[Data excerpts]
[Start]
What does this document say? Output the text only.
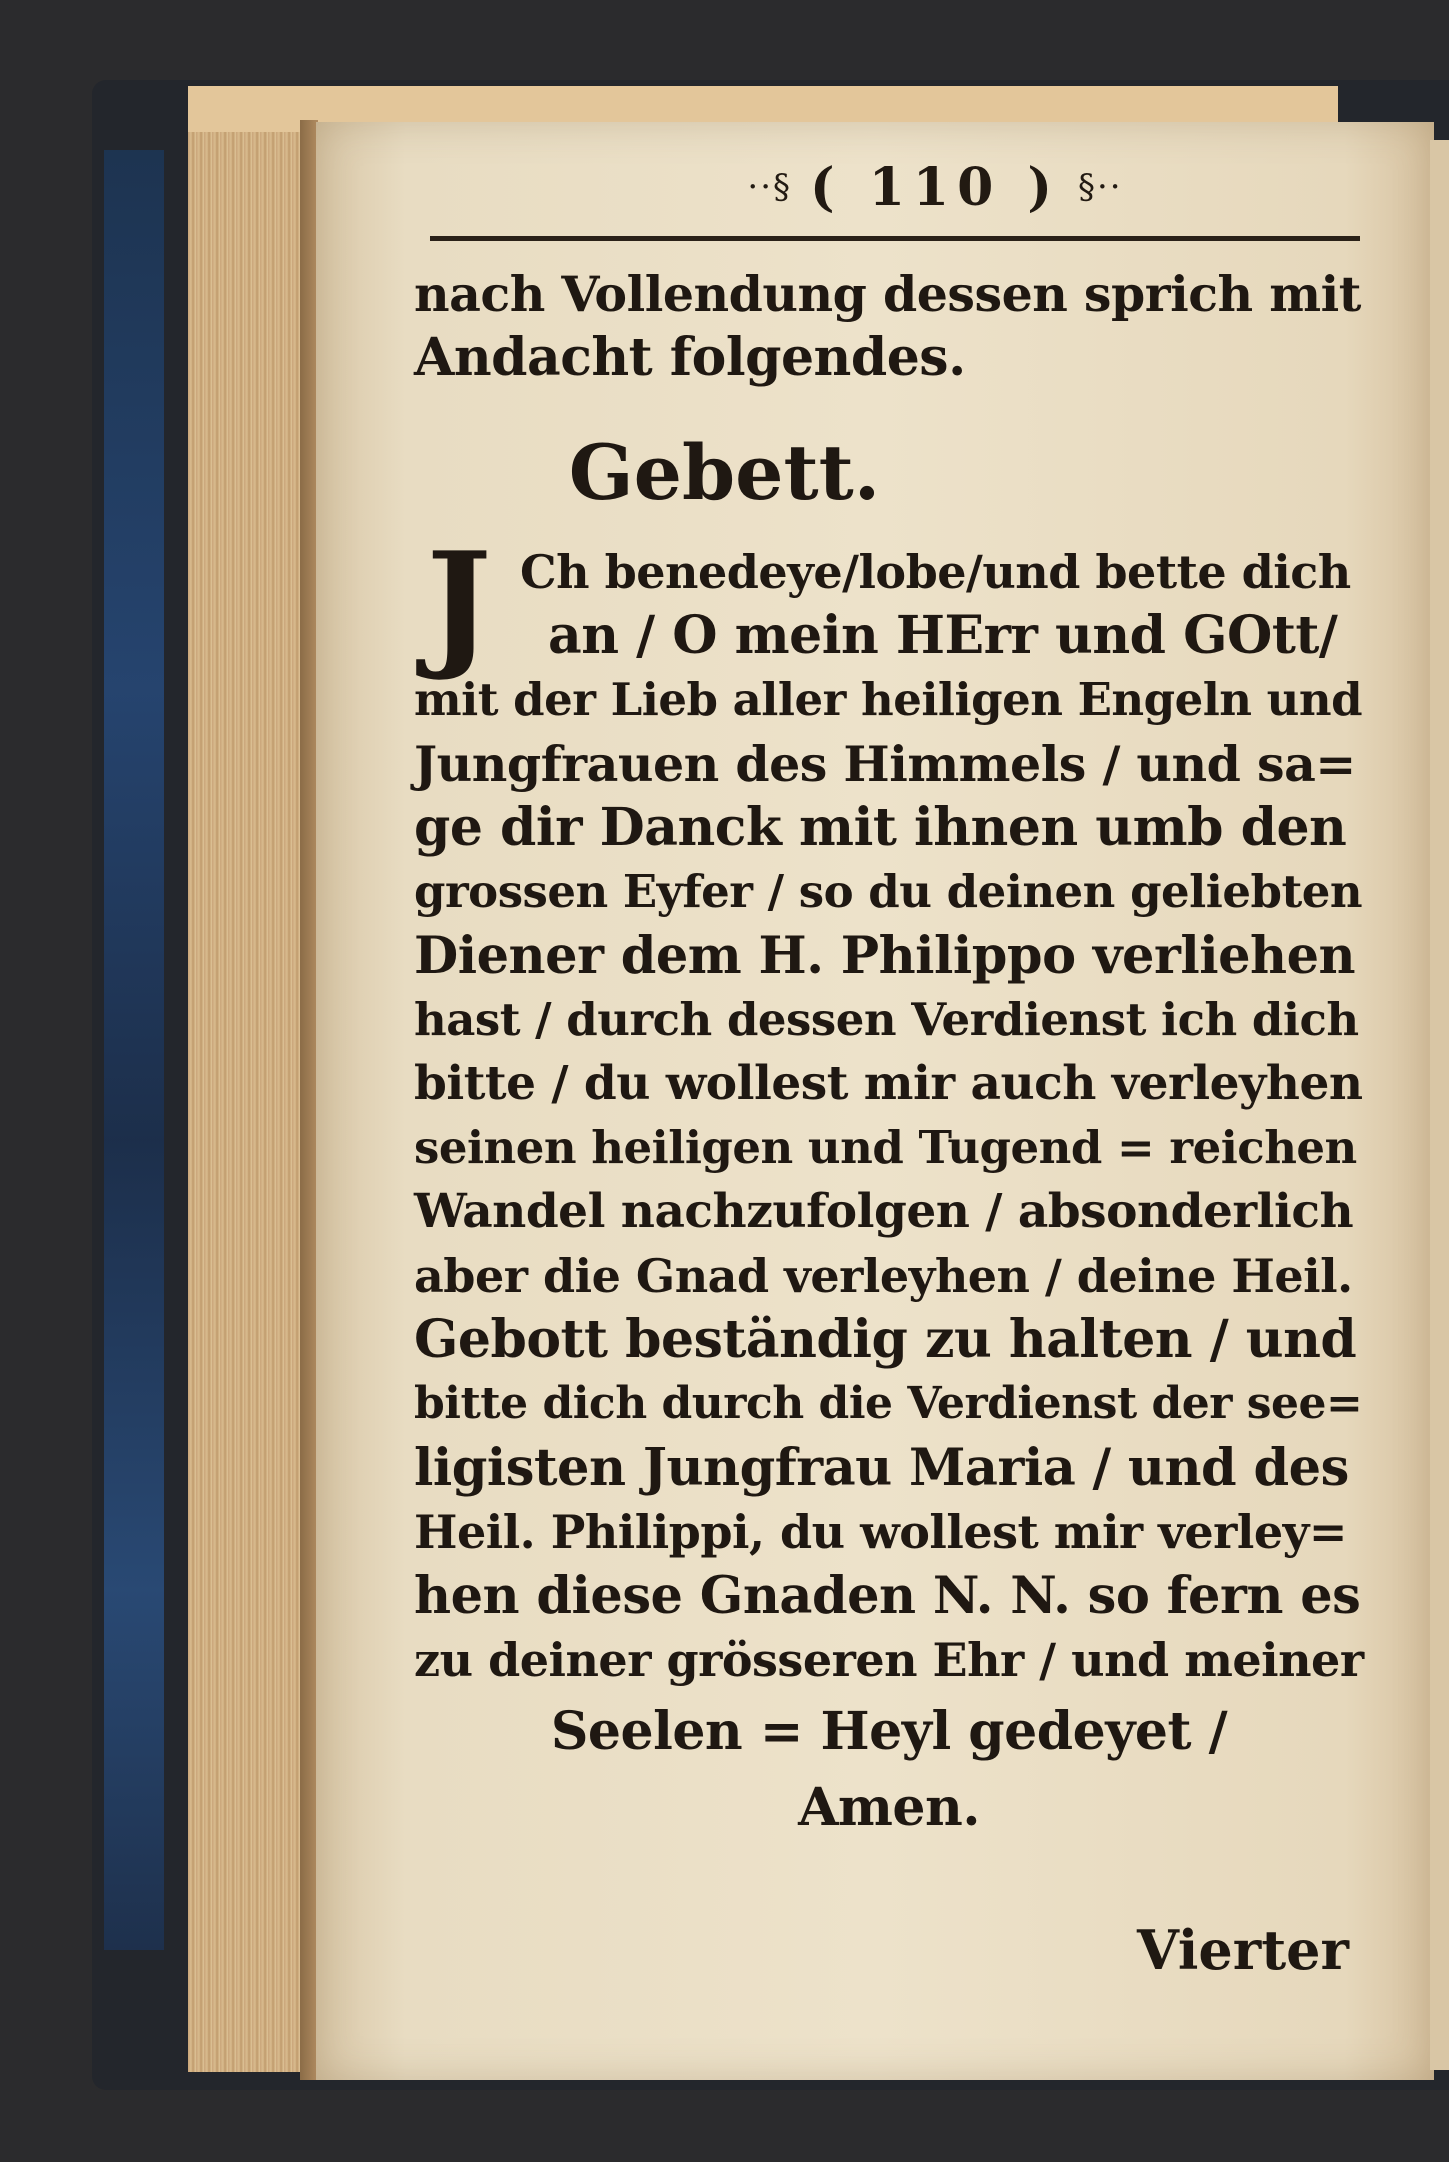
··§ ( 110 ) §··
nach Vollendung dessen sprich mit
Andacht folgendes.
Gebett.
J Ch benedeye/lobe/und bette dich
an / O mein HErr und GOtt/
mit der Lieb aller heiligen Engeln und
Jungfrauen des Himmels / und sa=
ge dir Danck mit ihnen umb den
grossen Eyfer / so du deinen geliebten
Diener dem H. Philippo verliehen
hast / durch dessen Verdienst ich dich
bitte / du wollest mir auch verleyhen
seinen heiligen und Tugend = reichen
Wandel nachzufolgen / absonderlich
aber die Gnad verleyhen / deine Heil.
Gebott beständig zu halten / und
bitte dich durch die Verdienst der see=
ligisten Jungfrau Maria / und des
Heil. Philippi, du wollest mir verley=
hen diese Gnaden N. N. so fern es
zu deiner grösseren Ehr / und meiner
Seelen = Heyl gedeyet /
Amen.
Vierter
[End]
WORK TO COMPLETE.
Every entry must be written out exactly, with all pictures left out.

RESULT.
What does this document say? Output the text only.
··§ ( 110 ) §··
nach Vollendung dessen sprich mit
Andacht folgendes.
Gebett.
J Ch benedeye/lobe/und bette dich
an / O mein HErr und GOtt/
mit der Lieb aller heiligen Engeln und
Jungfrauen des Himmels / und sa=
ge dir Danck mit ihnen umb den
grossen Eyfer / so du deinen geliebten
Diener dem H. Philippo verliehen
hast / durch dessen Verdienst ich dich
bitte / du wollest mir auch verleyhen
seinen heiligen und Tugend = reichen
Wandel nachzufolgen / absonderlich
aber die Gnad verleyhen / deine Heil.
Gebott beständig zu halten / und
bitte dich durch die Verdienst der see=
ligisten Jungfrau Maria / und des
Heil. Philippi, du wollest mir verley=
hen diese Gnaden N. N. so fern es
zu deiner grösseren Ehr / und meiner
Seelen = Heyl gedeyet /
Amen.
Vierter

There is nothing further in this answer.